→ **Work required**: Print the whole listing exactly.

→ **Supplied data**:
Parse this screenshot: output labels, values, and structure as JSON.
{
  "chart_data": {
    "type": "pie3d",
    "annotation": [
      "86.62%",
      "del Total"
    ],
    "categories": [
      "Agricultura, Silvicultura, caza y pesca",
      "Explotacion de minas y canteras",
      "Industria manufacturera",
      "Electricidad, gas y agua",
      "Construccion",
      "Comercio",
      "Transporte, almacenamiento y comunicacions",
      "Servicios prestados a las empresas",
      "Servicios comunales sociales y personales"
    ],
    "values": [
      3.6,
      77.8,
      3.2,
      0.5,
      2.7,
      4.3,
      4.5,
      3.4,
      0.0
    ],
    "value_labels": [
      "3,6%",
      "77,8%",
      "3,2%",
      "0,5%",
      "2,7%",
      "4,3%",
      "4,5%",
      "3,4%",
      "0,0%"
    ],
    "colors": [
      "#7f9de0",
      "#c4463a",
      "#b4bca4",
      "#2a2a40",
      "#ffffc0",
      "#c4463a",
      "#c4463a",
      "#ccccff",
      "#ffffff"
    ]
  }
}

→ **The reply**:
Parse this screenshot: output labels, values, and structure as JSON.
{
  "chart_data": {
    "type": "pie3d",
    "annotation": [
      "86.62%",
      "del Total"
    ],
    "categories": [
      "Agricultura, Silvicultura, caza y pesca",
      "Explotacion de minas y canteras",
      "Industria manufacturera",
      "Electricidad, gas y agua",
      "Construccion",
      "Comercio",
      "Transporte, almacenamiento y comunicacions",
      "Servicios prestados a las empresas",
      "Servicios comunales sociales y personales"
    ],
    "values": [
      3.6,
      77.8,
      3.2,
      0.5,
      2.7,
      4.3,
      4.5,
      3.4,
      0.0
    ],
    "value_labels": [
      "3,6%",
      "77,8%",
      "3,2%",
      "0,5%",
      "2,7%",
      "4,3%",
      "4,5%",
      "3,4%",
      "0,0%"
    ],
    "colors": [
      "#7f9de0",
      "#c4463a",
      "#b4bca4",
      "#2a2a40",
      "#ffffc0",
      "#c4463a",
      "#c4463a",
      "#ccccff",
      "#ffffff"
    ]
  }
}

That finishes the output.